— Begin —
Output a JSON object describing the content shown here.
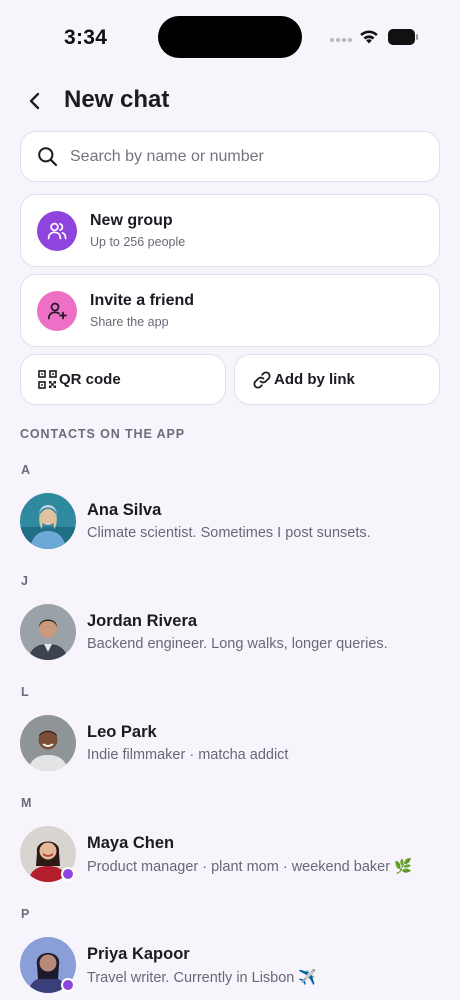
{
  "status_bar": {
    "time": "3:34"
  },
  "header": {
    "title": "New chat",
    "back_icon": "chevron-left-icon"
  },
  "search": {
    "placeholder": "Search by name or number",
    "value": "",
    "icon": "search-icon"
  },
  "actions": [
    {
      "title": "New group",
      "subtitle": "Up to 256 people",
      "icon": "group-icon",
      "color": "#8e44dd"
    },
    {
      "title": "Invite a friend",
      "subtitle": "Share the app",
      "icon": "person-add-icon",
      "color": "#ee6fc6"
    }
  ],
  "quick_actions": [
    {
      "label": "QR code",
      "icon": "qr-code-icon"
    },
    {
      "label": "Add by link",
      "icon": "link-icon"
    }
  ],
  "contacts_section_title": "CONTACTS ON THE APP",
  "contacts": [
    {
      "letter": "A",
      "name": "Ana Silva",
      "bio": "Climate scientist. Sometimes I post sunsets.",
      "online": false
    },
    {
      "letter": "J",
      "name": "Jordan Rivera",
      "bio": "Backend engineer. Long walks, longer queries.",
      "online": false
    },
    {
      "letter": "L",
      "name": "Leo Park",
      "bio": "Indie filmmaker · matcha addict",
      "online": false
    },
    {
      "letter": "M",
      "name": "Maya Chen",
      "bio": "Product manager · plant mom · weekend baker 🌿",
      "online": true
    },
    {
      "letter": "P",
      "name": "Priya Kapoor",
      "bio": "Travel writer. Currently in Lisbon ✈️",
      "online": true
    }
  ],
  "colors": {
    "accent": "#8e44dd",
    "invite": "#ee6fc6",
    "background": "#f7f5fb"
  }
}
— End —
**DIRECTION**
Please write out all the data again word for word, but not the pictures.

**WRITTEN ANSWER**
Output a JSON object describing the content shown here.
{
  "status_bar": {
    "time": "3:34"
  },
  "header": {
    "title": "New chat",
    "back_icon": "chevron-left-icon"
  },
  "search": {
    "placeholder": "Search by name or number",
    "value": "",
    "icon": "search-icon"
  },
  "actions": [
    {
      "title": "New group",
      "subtitle": "Up to 256 people",
      "icon": "group-icon",
      "color": "#8e44dd"
    },
    {
      "title": "Invite a friend",
      "subtitle": "Share the app",
      "icon": "person-add-icon",
      "color": "#ee6fc6"
    }
  ],
  "quick_actions": [
    {
      "label": "QR code",
      "icon": "qr-code-icon"
    },
    {
      "label": "Add by link",
      "icon": "link-icon"
    }
  ],
  "contacts_section_title": "CONTACTS ON THE APP",
  "contacts": [
    {
      "letter": "A",
      "name": "Ana Silva",
      "bio": "Climate scientist. Sometimes I post sunsets.",
      "online": false
    },
    {
      "letter": "J",
      "name": "Jordan Rivera",
      "bio": "Backend engineer. Long walks, longer queries.",
      "online": false
    },
    {
      "letter": "L",
      "name": "Leo Park",
      "bio": "Indie filmmaker · matcha addict",
      "online": false
    },
    {
      "letter": "M",
      "name": "Maya Chen",
      "bio": "Product manager · plant mom · weekend baker 🌿",
      "online": true
    },
    {
      "letter": "P",
      "name": "Priya Kapoor",
      "bio": "Travel writer. Currently in Lisbon ✈️",
      "online": true
    }
  ],
  "colors": {
    "accent": "#8e44dd",
    "invite": "#ee6fc6",
    "background": "#f7f5fb"
  }
}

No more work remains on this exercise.